- **Task**:
Return all lines where the word "label" can be found.
** START OF Dataset entries **
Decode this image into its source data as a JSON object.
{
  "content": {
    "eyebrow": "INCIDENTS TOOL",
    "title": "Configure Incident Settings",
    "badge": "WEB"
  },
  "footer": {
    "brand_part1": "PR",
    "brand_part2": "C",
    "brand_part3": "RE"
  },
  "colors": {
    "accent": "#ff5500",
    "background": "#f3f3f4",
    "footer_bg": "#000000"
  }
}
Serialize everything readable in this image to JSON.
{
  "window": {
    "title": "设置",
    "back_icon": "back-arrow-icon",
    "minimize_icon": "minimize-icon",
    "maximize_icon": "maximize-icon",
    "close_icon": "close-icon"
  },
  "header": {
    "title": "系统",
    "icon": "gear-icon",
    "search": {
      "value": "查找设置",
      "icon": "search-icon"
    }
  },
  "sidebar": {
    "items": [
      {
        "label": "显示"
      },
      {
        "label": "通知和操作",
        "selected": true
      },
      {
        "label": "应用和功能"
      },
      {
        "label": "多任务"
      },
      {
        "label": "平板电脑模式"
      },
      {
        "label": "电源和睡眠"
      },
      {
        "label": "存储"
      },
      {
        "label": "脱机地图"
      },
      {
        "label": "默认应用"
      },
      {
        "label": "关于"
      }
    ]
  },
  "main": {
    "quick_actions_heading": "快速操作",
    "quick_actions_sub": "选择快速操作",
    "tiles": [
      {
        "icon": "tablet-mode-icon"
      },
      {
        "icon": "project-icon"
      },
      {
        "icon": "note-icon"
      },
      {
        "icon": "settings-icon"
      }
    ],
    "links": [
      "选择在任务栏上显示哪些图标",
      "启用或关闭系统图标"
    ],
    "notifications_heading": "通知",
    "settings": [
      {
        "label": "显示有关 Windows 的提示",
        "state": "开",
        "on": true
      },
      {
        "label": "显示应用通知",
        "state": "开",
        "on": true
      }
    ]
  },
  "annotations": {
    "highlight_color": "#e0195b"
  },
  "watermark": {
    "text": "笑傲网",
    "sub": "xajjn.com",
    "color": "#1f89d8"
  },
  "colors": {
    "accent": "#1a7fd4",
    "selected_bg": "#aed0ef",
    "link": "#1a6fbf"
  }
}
** END OF Dataset entries **
- **Output for this task**:
        "label": "显示"
        "label": "通知和操作",
        "label": "应用和功能"
        "label": "多任务"
        "label": "平板电脑模式"
        "label": "电源和睡眠"
        "label": "存储"
        "label": "脱机地图"
        "label": "默认应用"
        "label": "关于"
        "label": "显示有关 Windows 的提示",
        "label": "显示应用通知",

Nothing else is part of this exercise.